• **Task goal**: Extract all lines that hold "Eugène" from the records below.
* * *
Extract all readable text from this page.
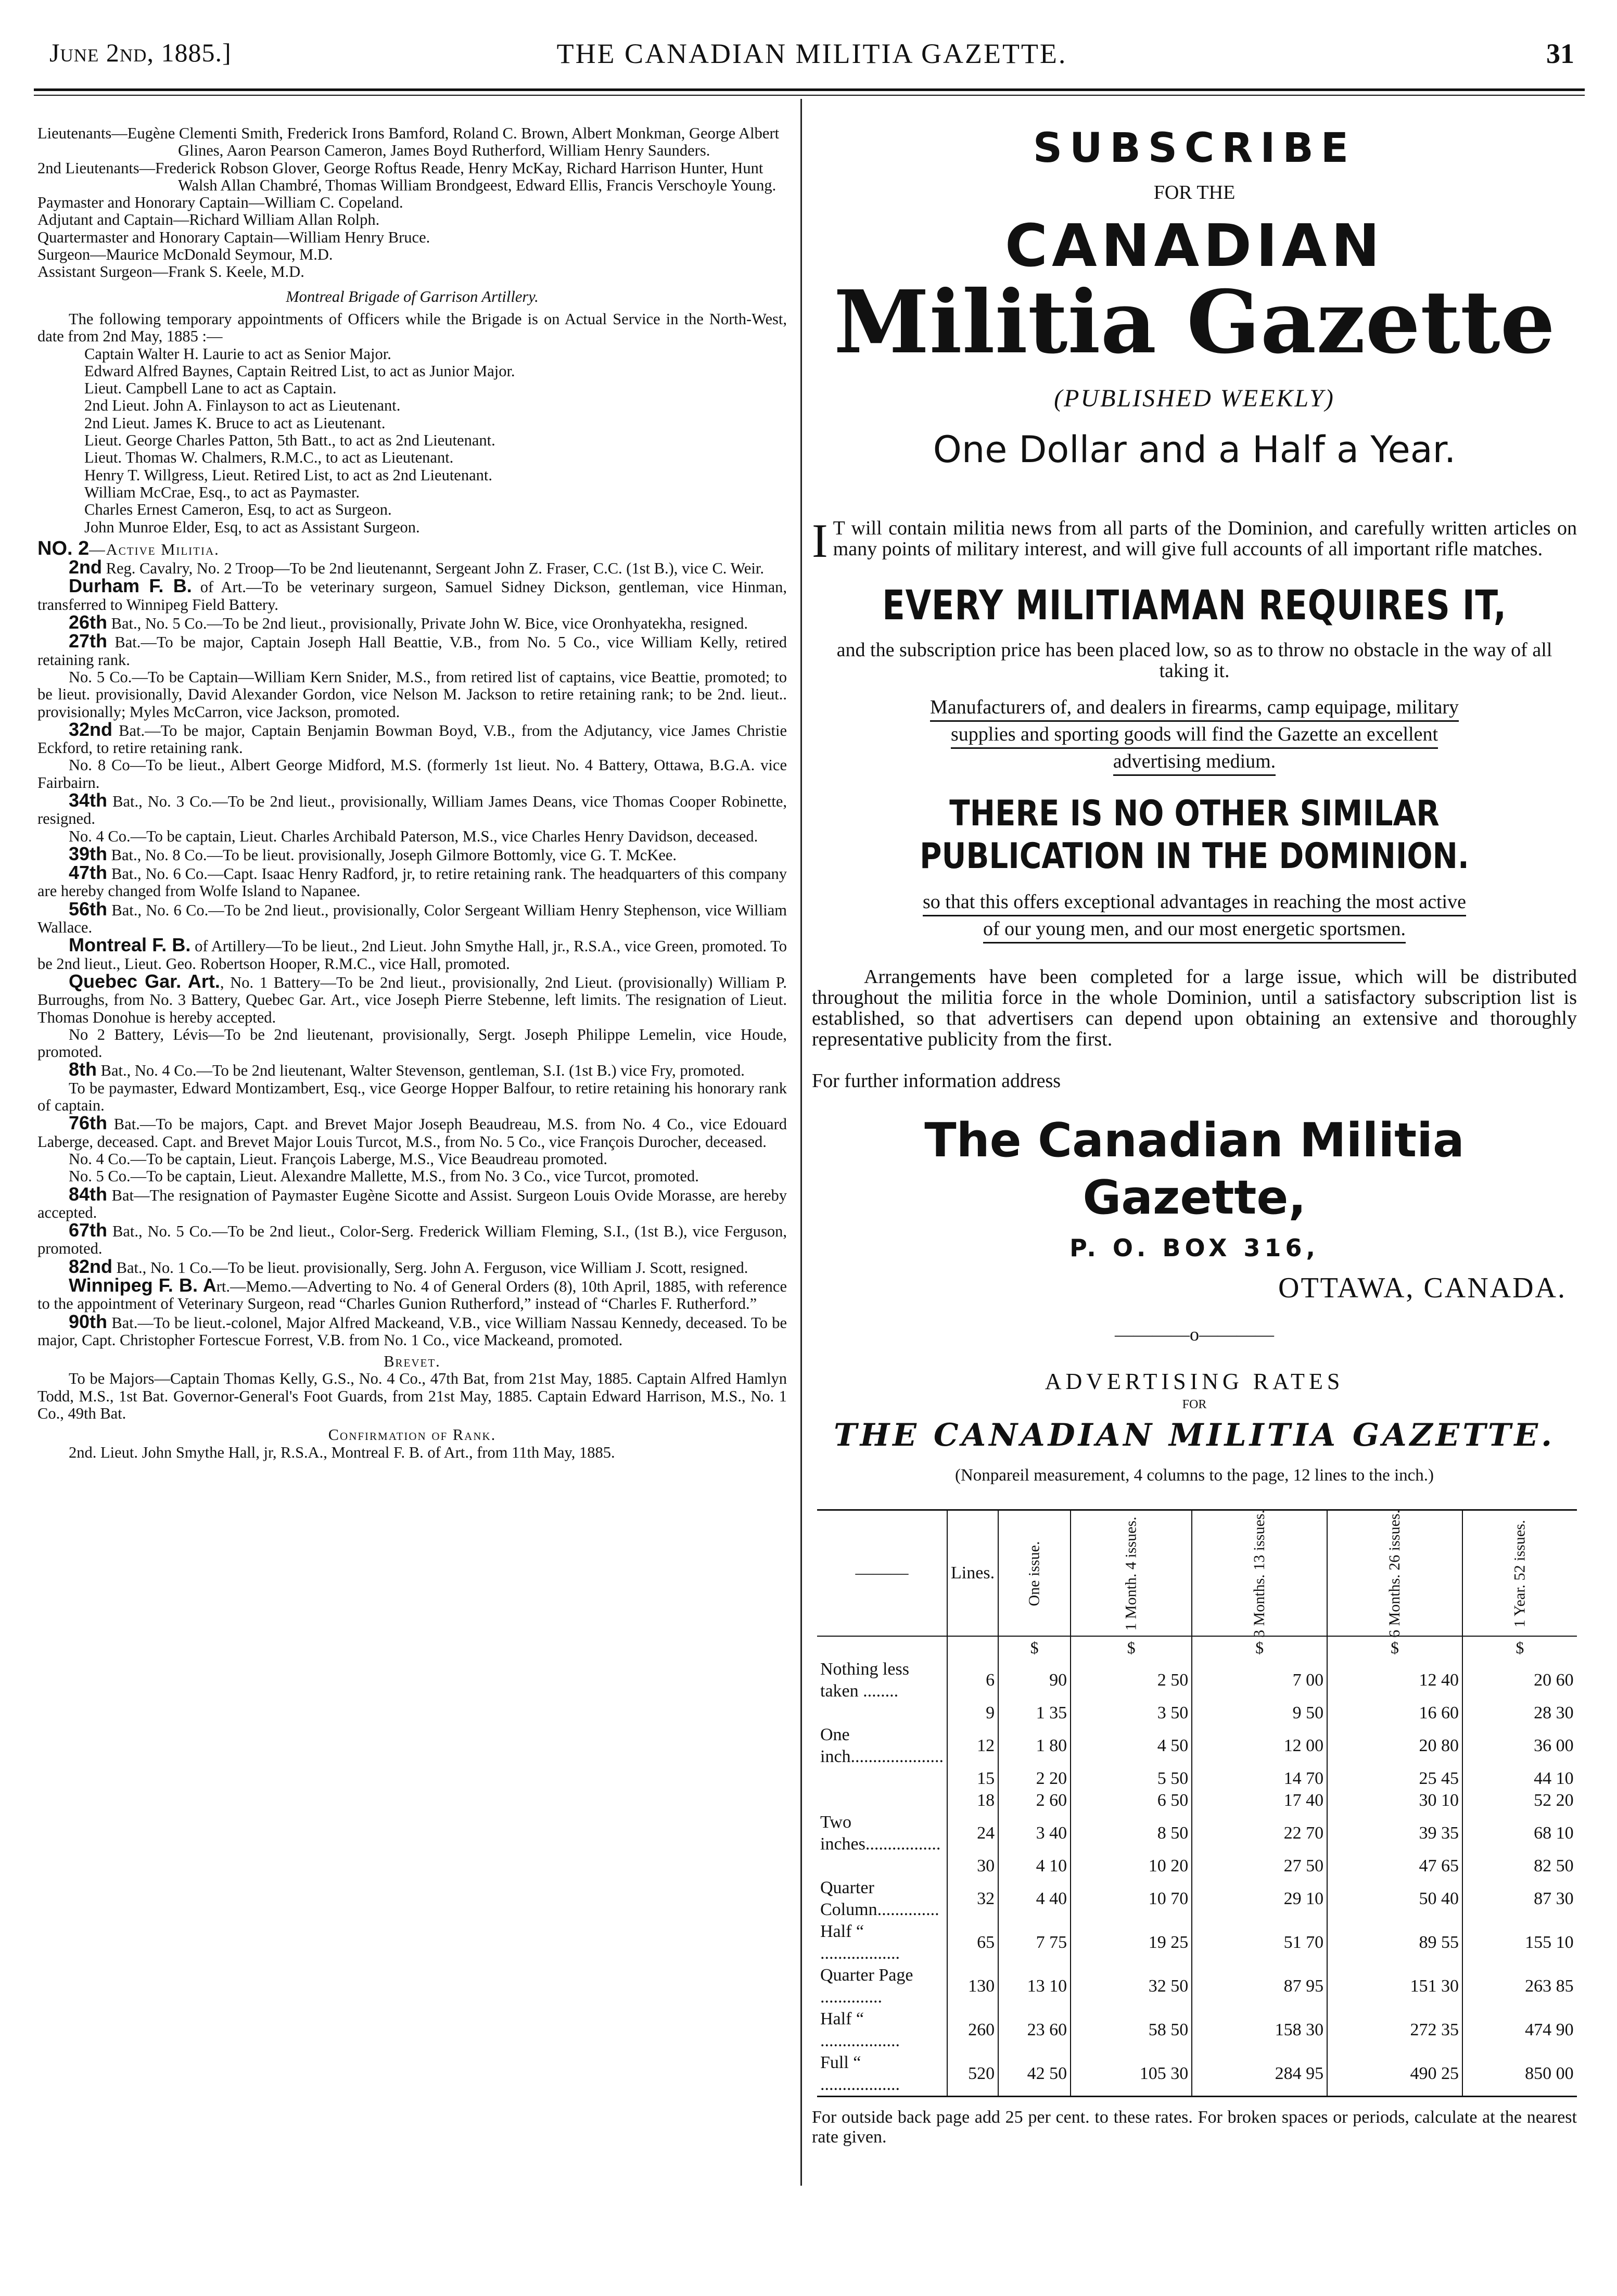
June 2nd, 1885.]	THE CANADIAN MILITIA GAZETTE.	31

Lieutenants—Eugène Clementi Smith, Frederick Irons Bamford, Roland C. Brown, Albert Monkman, George Albert Glines, Aaron Pearson Cameron, James Boyd Rutherford, William Henry Saunders.

2nd Lieutenants—Frederick Robson Glover, George Roftus Reade, Henry McKay, Richard Harrison Hunter, Hunt Walsh Allan Chambré, Thomas William Brondgeest, Edward Ellis, Francis Verschoyle Young.

Paymaster and Honorary Captain—William C. Copeland.

Adjutant and Captain—Richard William Allan Rolph.

Quartermaster and Honorary Captain—William Henry Bruce.

Surgeon—Maurice McDonald Seymour, M.D.

Assistant Surgeon—Frank S. Keele, M.D.

Montreal Brigade of Garrison Artillery.

The following temporary appointments of Officers while the Brigade is on Actual Service in the North-West, date from 2nd May, 1885 :—

Captain Walter H. Laurie to act as Senior Major.

Edward Alfred Baynes, Captain Reitred List, to act as Junior Major.

Lieut. Campbell Lane to act as Captain.

2nd Lieut. John A. Finlayson to act as Lieutenant.

2nd Lieut. James K. Bruce to act as Lieutenant.

Lieut. George Charles Patton, 5th Batt., to act as 2nd Lieutenant.

Lieut. Thomas W. Chalmers, R.M.C., to act as Lieutenant.

Henry T. Willgress, Lieut. Retired List, to act as 2nd Lieutenant.

William McCrae, Esq., to act as Paymaster.

Charles Ernest Cameron, Esq, to act as Surgeon.

John Munroe Elder, Esq, to act as Assistant Surgeon.

NO. 2—Active Militia.

2nd Reg. Cavalry, No. 2 Troop—To be 2nd lieutenannt, Sergeant John Z. Fraser, C.C. (1st B.), vice C. Weir.

Durham F. B. of Art.—To be veterinary surgeon, Samuel Sidney Dickson, gentleman, vice Hinman, transferred to Winnipeg Field Battery.

26th Bat., No. 5 Co.—To be 2nd lieut., provisionally, Private John W. Bice, vice Oronhyatekha, resigned.

27th Bat.—To be major, Captain Joseph Hall Beattie, V.B., from No. 5 Co., vice William Kelly, retired retaining rank.

No. 5 Co.—To be Captain—William Kern Snider, M.S., from retired list of captains, vice Beattie, promoted; to be lieut. provisionally, David Alexander Gordon, vice Nelson M. Jackson to retire retaining rank; to be 2nd. lieut.. provisionally; Myles McCarron, vice Jackson, promoted.

32nd Bat.—To be major, Captain Benjamin Bowman Boyd, V.B., from the Adjutancy, vice James Christie Eckford, to retire retaining rank.

No. 8 Co—To be lieut., Albert George Midford, M.S. (formerly 1st lieut. No. 4 Battery, Ottawa, B.G.A. vice Fairbairn.

34th Bat., No. 3 Co.—To be 2nd lieut., provisionally, William James Deans, vice Thomas Cooper Robinette, resigned.

No. 4 Co.—To be captain, Lieut. Charles Archibald Paterson, M.S., vice Charles Henry Davidson, deceased.

39th Bat., No. 8 Co.—To be lieut. provisionally, Joseph Gilmore Bottomly, vice G. T. McKee.

47th Bat., No. 6 Co.—Capt. Isaac Henry Radford, jr, to retire retaining rank. The headquarters of this company are hereby changed from Wolfe Island to Napanee.

56th Bat., No. 6 Co.—To be 2nd lieut., provisionally, Color Sergeant William Henry Stephenson, vice William Wallace.

Montreal F. B. of Artillery—To be lieut., 2nd Lieut. John Smythe Hall, jr., R.S.A., vice Green, promoted. To be 2nd lieut., Lieut. Geo. Robertson Hooper, R.M.C., vice Hall, promoted.

Quebec Gar. Art., No. 1 Battery—To be 2nd lieut., provisionally, 2nd Lieut. (provisionally) William P. Burroughs, from No. 3 Battery, Quebec Gar. Art., vice Joseph Pierre Stebenne, left limits. The resignation of Lieut. Thomas Donohue is hereby accepted.

No 2 Battery, Lévis—To be 2nd lieutenant, provisionally, Sergt. Joseph Philippe Lemelin, vice Houde, promoted.

8th Bat., No. 4 Co.—To be 2nd lieutenant, Walter Stevenson, gentleman, S.I. (1st B.) vice Fry, promoted.

To be paymaster, Edward Montizambert, Esq., vice George Hopper Balfour, to retire retaining his honorary rank of captain.

76th Bat.—To be majors, Capt. and Brevet Major Joseph Beaudreau, M.S. from No. 4 Co., vice Edouard Laberge, deceased. Capt. and Brevet Major Louis Turcot, M.S., from No. 5 Co., vice François Durocher, deceased.

No. 4 Co.—To be captain, Lieut. François Laberge, M.S., Vice Beaudreau promoted.

No. 5 Co.—To be captain, Lieut. Alexandre Mallette, M.S., from No. 3 Co., vice Turcot, promoted.

84th Bat—The resignation of Paymaster Eugène Sicotte and Assist. Surgeon Louis Ovide Morasse, are hereby accepted.

67th Bat., No. 5 Co.—To be 2nd lieut., Color-Serg. Frederick William Fleming, S.I., (1st B.), vice Ferguson, promoted.

82nd Bat., No. 1 Co.—To be lieut. provisionally, Serg. John A. Ferguson, vice William J. Scott, resigned.

Winnipeg F. B. Art.—Memo.—Adverting to No. 4 of General Orders (8), 10th April, 1885, with reference to the appointment of Veterinary Surgeon, read “Charles Gunion Rutherford,” instead of “Charles F. Rutherford.”

90th Bat.—To be lieut.-colonel, Major Alfred Mackeand, V.B., vice William Nassau Kennedy, deceased. To be major, Capt. Christopher Fortescue Forrest, V.B. from No. 1 Co., vice Mackeand, promoted.

Brevet.

To be Majors—Captain Thomas Kelly, G.S., No. 4 Co., 47th Bat, from 21st May, 1885. Captain Alfred Hamlyn Todd, M.S., 1st Bat. Governor-General's Foot Guards, from 21st May, 1885. Captain Edward Harrison, M.S., No. 1 Co., 49th Bat.

Confirmation of Rank.

2nd. Lieut. John Smythe Hall, jr, R.S.A., Montreal F. B. of Art., from 11th May, 1885.

SUBSCRIBE
FOR THE
CANADIAN
Militia Gazette
(PUBLISHED WEEKLY)
One Dollar and a Half a Year.

I T will contain militia news from all parts of the Dominion, and carefully written articles on many points of military interest, and will give full accounts of all important rifle matches.

EVERY MILITIAMAN REQUIRES IT,

and the subscription price has been placed low, so as to throw no obstacle in the way of all taking it.

Manufacturers of, and dealers in firearms, camp equipage, military
supplies and sporting goods will find the Gazette an excellent
advertising medium.
THERE IS NO OTHER SIMILAR PUBLICATION IN THE DOMINION.
so that this offers exceptional advantages in reaching the most active
of our young men, and our most energetic sportsmen.

Arrangements have been completed for a large issue, which will be distributed throughout the militia force in the whole Dominion, until a satisfactory subscription list is established, so that advertisers can depend upon obtaining an extensive and thoroughly representative publicity from the first.

For further information address

The Canadian Militia Gazette,
P. O. BOX 316,
OTTAWA, CANADA.
————o————
ADVERTISING RATES
FOR
THE CANADIAN MILITIA GAZETTE.
(Nonpareil measurement, 4 columns to the page, 12 lines to the inch.)
———	Lines.	One issue.	1 Month. 4 issues.	3 Months. 13 issues.	6 Months. 26 issues.	1 Year. 52 issues.
		$	$	$	$	$
Nothing less taken ........	6	90	2 50	7 00	12 40	20 60
	9	1 35	3 50	9 50	16 60	28 30
One inch.....................	12	1 80	4 50	12 00	20 80	36 00
	15	2 20	5 50	14 70	25 45	44 10
	18	2 60	6 50	17 40	30 10	52 20
Two inches.................	24	3 40	8 50	22 70	39 35	68 10
	30	4 10	10 20	27 50	47 65	82 50
Quarter Column..............	32	4 40	10 70	29 10	50 40	87 30
Half “ ..................	65	7 75	19 25	51 70	89 55	155 10
Quarter Page ..............	130	13 10	32 50	87 95	151 30	263 85
Half “ ..................	260	23 60	58 50	158 30	272 35	474 90
Full “ ..................	520	42 50	105 30	284 95	490 25	850 00

For outside back page add 25 per cent. to these rates. For broken spaces or periods, calculate at the nearest rate given.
* * *
• **The output**:
Lieutenants—Eugène Clementi Smith, Frederick Irons Bamford, Roland C. Brown, Albert Monkman, George Albert Glines, Aaron Pearson Cameron, James Boyd Rutherford, William Henry Saunders.
84th Bat—The resignation of Paymaster Eugène Sicotte and Assist. Surgeon Louis Ovide Morasse, are hereby accepted.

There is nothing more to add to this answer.